>> start

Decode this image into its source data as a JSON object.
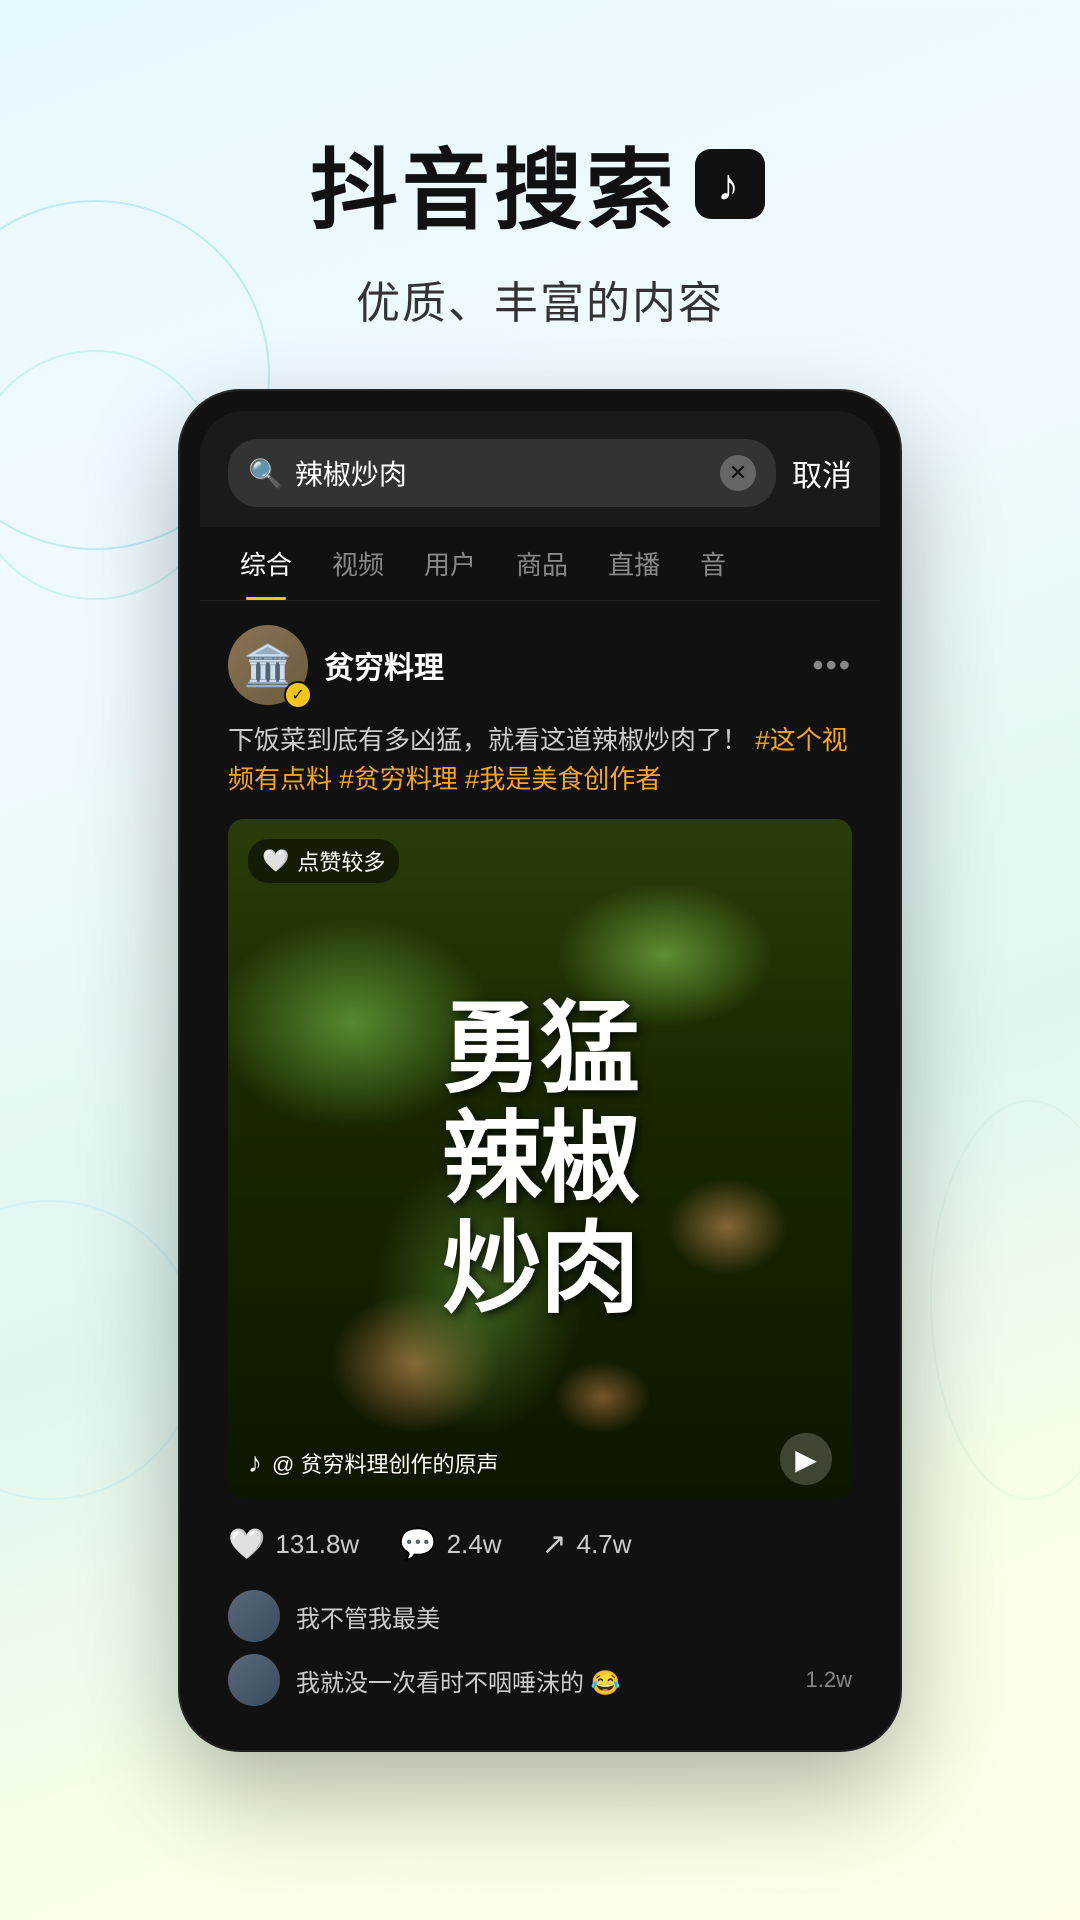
{
  "header": {
    "title": "抖音搜索",
    "tiktok_symbol": "♪",
    "subtitle": "优质、丰富的内容"
  },
  "phone": {
    "search_bar": {
      "query": "辣椒炒肉",
      "cancel_label": "取消"
    },
    "tabs": [
      {
        "label": "综合",
        "active": true
      },
      {
        "label": "视频",
        "active": false
      },
      {
        "label": "用户",
        "active": false
      },
      {
        "label": "商品",
        "active": false
      },
      {
        "label": "直播",
        "active": false
      },
      {
        "label": "音",
        "active": false
      }
    ],
    "post": {
      "user_name": "贫穷料理",
      "avatar_emoji": "🏛️",
      "verified": true,
      "text_plain": "下饭菜到底有多凶猛，就看这道辣椒炒肉了！",
      "hashtags": [
        "#这个视频有点料",
        "#贫穷料理",
        "#我是美食创作者"
      ],
      "likes_badge": "点赞较多",
      "video_overlay_text": "勇\n猛\n辣\n椒\n炒\n肉",
      "audio_text": "@ 贫穷料理创作的原声",
      "engagement": {
        "likes": "131.8w",
        "comments": "2.4w",
        "shares": "4.7w"
      },
      "comments": [
        {
          "text": "我不管我最美",
          "count": ""
        },
        {
          "text": "我就没一次看时不咽唾沫的 😂",
          "count": "1.2w"
        }
      ]
    }
  }
}
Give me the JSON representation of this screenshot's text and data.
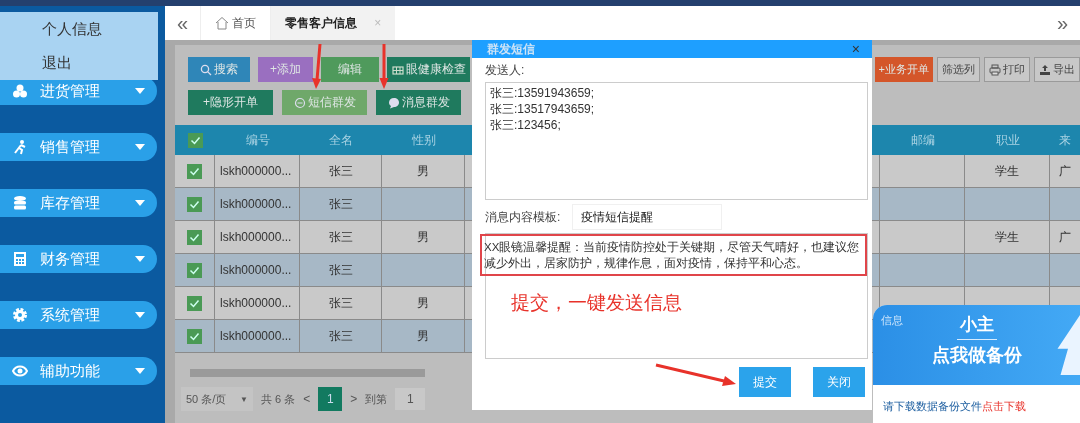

>> end

Problem statement - Report how many lines above hold the string "data", giving nothing but the number.

Answer to this problem - 2